#### Requirements:
Check each line of the records below for the word "JSON" and copy those where it appears.

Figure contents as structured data
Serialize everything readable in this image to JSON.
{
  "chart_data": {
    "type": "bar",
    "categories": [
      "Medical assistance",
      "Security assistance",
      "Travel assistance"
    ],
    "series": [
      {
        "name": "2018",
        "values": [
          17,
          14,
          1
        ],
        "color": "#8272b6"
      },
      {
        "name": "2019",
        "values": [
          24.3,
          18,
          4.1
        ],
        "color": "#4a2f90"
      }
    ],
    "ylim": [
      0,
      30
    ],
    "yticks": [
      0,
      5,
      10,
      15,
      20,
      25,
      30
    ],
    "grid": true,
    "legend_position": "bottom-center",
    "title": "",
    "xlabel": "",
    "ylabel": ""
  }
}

---

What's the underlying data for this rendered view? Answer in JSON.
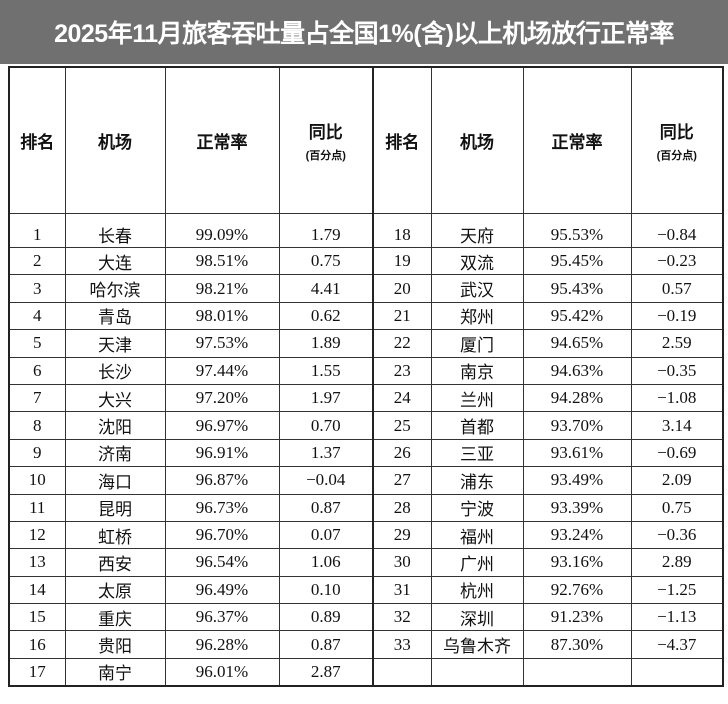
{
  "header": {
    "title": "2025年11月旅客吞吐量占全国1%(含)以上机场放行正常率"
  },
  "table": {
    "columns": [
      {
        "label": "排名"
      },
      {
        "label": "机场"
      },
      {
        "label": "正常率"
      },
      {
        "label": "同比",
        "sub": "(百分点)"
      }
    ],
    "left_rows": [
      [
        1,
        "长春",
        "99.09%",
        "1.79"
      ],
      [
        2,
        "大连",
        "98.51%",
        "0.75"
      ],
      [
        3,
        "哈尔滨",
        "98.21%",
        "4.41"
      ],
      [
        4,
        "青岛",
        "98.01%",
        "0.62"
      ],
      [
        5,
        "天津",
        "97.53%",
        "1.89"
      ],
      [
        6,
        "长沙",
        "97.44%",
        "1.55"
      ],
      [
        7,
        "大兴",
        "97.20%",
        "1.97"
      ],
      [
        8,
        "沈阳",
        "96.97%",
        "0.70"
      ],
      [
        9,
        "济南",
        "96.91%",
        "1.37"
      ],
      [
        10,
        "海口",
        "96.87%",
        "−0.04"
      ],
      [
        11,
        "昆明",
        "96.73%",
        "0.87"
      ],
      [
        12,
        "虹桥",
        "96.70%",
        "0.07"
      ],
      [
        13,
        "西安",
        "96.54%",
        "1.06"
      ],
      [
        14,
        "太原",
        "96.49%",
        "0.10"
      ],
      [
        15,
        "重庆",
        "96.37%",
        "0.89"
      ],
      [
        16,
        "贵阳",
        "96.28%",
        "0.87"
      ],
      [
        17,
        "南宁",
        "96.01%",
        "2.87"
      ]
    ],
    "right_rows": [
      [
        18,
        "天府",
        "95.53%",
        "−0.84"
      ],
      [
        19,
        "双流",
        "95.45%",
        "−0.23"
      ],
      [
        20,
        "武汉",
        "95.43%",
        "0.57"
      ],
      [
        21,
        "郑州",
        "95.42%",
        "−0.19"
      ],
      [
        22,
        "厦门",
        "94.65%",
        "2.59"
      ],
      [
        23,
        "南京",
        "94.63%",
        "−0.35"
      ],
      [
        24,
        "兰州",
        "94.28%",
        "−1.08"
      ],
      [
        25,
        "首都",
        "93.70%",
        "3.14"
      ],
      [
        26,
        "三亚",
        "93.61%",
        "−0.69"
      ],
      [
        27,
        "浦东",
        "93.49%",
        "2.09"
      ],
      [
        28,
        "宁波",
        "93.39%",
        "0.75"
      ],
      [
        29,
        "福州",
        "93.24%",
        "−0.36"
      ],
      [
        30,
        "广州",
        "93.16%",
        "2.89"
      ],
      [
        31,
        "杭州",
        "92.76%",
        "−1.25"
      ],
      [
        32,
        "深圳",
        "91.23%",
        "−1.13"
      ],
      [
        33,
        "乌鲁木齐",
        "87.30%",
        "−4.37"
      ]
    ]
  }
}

...

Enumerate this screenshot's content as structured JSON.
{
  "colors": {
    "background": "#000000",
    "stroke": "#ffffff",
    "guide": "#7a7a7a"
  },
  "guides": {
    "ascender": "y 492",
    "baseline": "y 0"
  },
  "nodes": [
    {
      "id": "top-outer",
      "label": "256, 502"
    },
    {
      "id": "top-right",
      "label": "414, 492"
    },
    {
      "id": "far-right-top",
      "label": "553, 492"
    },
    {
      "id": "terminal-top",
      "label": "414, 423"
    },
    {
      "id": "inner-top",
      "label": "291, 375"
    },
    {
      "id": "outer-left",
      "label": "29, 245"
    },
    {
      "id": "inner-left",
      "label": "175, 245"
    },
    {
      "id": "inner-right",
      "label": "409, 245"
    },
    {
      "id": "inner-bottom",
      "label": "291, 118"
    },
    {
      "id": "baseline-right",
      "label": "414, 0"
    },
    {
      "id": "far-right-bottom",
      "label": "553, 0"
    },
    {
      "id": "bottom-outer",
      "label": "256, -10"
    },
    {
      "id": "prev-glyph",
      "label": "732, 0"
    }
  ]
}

#### Result of the exercise:
Serialize everything readable in this image to JSON.
What's the underlying data for this rendered view? Answer in JSON.
Enumerate this screenshot's content as structured JSON.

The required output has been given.